**EXCERPTED RECORDS:**
** start **

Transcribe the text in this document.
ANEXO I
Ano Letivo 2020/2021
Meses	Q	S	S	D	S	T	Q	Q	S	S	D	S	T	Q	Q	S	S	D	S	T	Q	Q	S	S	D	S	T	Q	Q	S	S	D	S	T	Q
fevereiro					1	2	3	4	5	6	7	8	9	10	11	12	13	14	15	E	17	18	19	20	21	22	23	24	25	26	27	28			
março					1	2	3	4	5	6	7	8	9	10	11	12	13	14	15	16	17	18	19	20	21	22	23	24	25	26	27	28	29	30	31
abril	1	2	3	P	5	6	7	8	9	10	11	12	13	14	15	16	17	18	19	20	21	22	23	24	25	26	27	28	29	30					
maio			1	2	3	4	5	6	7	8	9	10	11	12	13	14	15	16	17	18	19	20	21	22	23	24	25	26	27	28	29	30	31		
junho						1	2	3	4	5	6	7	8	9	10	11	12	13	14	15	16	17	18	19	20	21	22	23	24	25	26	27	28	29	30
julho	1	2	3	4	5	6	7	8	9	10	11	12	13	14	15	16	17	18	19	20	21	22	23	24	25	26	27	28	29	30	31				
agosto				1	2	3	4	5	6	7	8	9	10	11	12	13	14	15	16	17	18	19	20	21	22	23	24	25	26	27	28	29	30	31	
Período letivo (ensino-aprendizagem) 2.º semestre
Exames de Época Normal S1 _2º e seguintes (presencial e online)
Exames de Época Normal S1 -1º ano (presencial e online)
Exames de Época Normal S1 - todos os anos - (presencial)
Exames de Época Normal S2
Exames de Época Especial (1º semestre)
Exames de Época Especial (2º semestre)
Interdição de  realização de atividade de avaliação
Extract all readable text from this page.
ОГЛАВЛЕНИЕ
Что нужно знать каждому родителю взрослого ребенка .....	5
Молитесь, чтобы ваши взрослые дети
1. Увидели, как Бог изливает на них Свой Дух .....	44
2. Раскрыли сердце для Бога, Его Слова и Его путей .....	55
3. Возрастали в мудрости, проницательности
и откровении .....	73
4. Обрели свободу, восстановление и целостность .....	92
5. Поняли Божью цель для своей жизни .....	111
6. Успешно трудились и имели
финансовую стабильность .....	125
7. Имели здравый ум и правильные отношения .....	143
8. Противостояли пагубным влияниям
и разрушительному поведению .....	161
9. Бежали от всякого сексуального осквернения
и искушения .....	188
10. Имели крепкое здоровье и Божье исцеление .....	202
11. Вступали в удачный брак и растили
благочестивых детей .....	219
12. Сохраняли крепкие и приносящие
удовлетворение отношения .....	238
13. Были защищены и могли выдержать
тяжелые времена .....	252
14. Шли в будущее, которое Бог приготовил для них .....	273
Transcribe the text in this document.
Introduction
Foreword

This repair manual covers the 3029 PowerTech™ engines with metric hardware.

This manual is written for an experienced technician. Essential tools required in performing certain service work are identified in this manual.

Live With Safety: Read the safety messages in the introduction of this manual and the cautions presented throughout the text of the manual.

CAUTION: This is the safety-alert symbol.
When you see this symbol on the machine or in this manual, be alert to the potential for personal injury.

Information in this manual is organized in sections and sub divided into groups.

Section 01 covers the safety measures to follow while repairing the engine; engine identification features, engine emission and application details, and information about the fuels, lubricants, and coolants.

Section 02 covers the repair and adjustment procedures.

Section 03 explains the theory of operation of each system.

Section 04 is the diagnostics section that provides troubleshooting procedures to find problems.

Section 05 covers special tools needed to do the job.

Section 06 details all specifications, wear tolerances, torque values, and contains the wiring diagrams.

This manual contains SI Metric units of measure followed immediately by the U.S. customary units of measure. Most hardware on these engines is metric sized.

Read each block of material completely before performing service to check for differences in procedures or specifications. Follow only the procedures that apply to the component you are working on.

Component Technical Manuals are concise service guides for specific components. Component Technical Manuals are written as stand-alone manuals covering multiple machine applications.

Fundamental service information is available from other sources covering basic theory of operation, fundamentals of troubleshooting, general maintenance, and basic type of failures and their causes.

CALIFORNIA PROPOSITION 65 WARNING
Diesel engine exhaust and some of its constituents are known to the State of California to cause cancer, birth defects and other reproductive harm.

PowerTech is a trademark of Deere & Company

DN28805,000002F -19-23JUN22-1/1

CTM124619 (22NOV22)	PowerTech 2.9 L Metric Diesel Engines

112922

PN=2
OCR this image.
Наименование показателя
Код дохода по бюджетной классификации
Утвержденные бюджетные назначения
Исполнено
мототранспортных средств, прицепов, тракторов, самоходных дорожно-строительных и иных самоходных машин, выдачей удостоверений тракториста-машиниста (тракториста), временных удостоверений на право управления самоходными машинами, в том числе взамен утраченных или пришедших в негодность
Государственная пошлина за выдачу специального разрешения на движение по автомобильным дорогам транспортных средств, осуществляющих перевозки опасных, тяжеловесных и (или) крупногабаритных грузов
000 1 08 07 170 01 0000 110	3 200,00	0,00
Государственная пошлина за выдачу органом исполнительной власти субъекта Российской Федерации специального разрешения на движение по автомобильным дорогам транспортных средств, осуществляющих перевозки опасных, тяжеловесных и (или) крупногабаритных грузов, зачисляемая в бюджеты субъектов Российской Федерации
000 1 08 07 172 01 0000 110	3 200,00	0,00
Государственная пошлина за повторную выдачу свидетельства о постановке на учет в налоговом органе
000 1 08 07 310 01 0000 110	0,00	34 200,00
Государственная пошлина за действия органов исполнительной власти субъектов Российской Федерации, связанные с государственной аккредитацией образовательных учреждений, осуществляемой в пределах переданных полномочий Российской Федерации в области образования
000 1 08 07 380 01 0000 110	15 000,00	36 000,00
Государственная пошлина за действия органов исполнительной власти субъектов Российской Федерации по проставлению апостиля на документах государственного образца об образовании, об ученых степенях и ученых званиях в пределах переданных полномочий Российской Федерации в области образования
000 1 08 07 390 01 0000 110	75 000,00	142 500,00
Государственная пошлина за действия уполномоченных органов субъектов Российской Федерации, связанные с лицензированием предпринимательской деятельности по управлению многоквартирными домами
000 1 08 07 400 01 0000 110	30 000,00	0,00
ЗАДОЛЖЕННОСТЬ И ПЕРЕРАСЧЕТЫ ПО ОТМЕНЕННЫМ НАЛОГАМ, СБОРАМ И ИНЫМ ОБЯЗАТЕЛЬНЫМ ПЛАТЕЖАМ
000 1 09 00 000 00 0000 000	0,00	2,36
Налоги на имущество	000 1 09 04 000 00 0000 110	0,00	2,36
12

** end **

**DIRECTION:** Give the number of lines in the entries that hold the word "действия", and nothing else.

**EXERCISE RESPONSE:** 3